Given problem – Omit images. Retype all entries verbatim.

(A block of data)
· · · · ·
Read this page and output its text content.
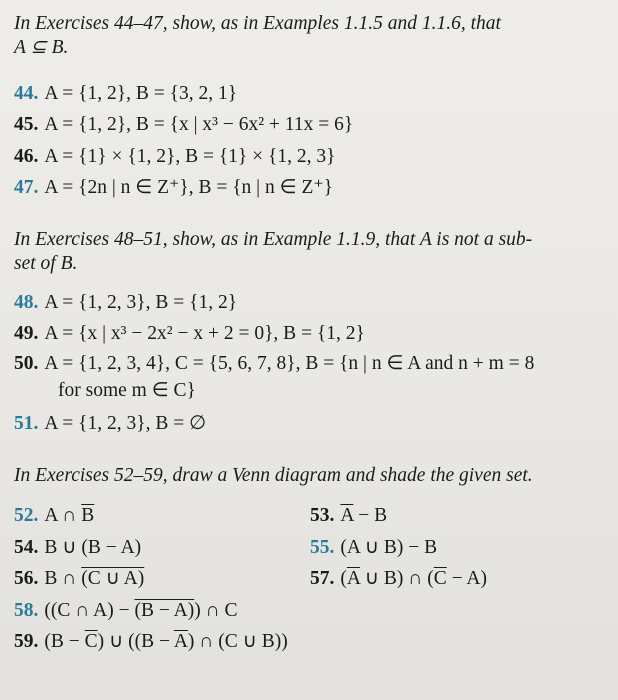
In Exercises 44–47, show, as in Examples 1.1.5 and 1.1.6, that
A ⊆ B.
44. A = {1, 2}, B = {3, 2, 1}
45. A = {1, 2}, B = {x | x³ − 6x² + 11x = 6}
46. A = {1} × {1, 2}, B = {1} × {1, 2, 3}
47. A = {2n | n ∈ Z⁺}, B = {n | n ∈ Z⁺}
In Exercises 48–51, show, as in Example 1.1.9, that A is not a sub-
set of B.
48. A = {1, 2, 3}, B = {1, 2}
49. A = {x | x³ − 2x² − x + 2 = 0}, B = {1, 2}
50. A = {1, 2, 3, 4}, C = {5, 6, 7, 8}, B = {n | n ∈ A and n + m = 8
for some m ∈ C}
51. A = {1, 2, 3}, B = ∅
In Exercises 52–59, draw a Venn diagram and shade the given set.
52. A ∩ $\overline{B}$	53. $\overline{A} - B$
54. B ∪ (B − A)	55. (A ∪ B) − B
56. B ∩ (C ∪ A)	57. ($\overline{A}$ ∪ B) ∩ $(\overline{C} - A)$
58. ((C ∩ A) − (B − A)) ∩ C
59. $(B - \overline{C})$ ∪ ($(B - \overline{A})$ ∩ (C ∪ B))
· · · · ·
Answer to this exercise –
Read this page and output its text content.
In Exercises 44–47, show, as in Examples 1.1.5 and 1.1.6, that
A ⊆ B.
44. A = {1, 2}, B = {3, 2, 1}
45. A = {1, 2}, B = {x | x³ − 6x² + 11x = 6}
46. A = {1} × {1, 2}, B = {1} × {1, 2, 3}
47. A = {2n | n ∈ Z⁺}, B = {n | n ∈ Z⁺}
In Exercises 48–51, show, as in Example 1.1.9, that A is not a sub-
set of B.
48. A = {1, 2, 3}, B = {1, 2}
49. A = {x | x³ − 2x² − x + 2 = 0}, B = {1, 2}
50. A = {1, 2, 3, 4}, C = {5, 6, 7, 8}, B = {n | n ∈ A and n + m = 8
for some m ∈ C}
51. A = {1, 2, 3}, B = ∅
In Exercises 52–59, draw a Venn diagram and shade the given set.
52. A ∩ $\overline{B}$	53. $\overline{A} - B$
54. B ∪ (B − A)	55. (A ∪ B) − B
56. B ∩ (C ∪ A)	57. ($\overline{A}$ ∪ B) ∩ $(\overline{C} - A)$
58. ((C ∩ A) − (B − A)) ∩ C
59. $(B - \overline{C})$ ∪ ($(B - \overline{A})$ ∩ (C ∪ B))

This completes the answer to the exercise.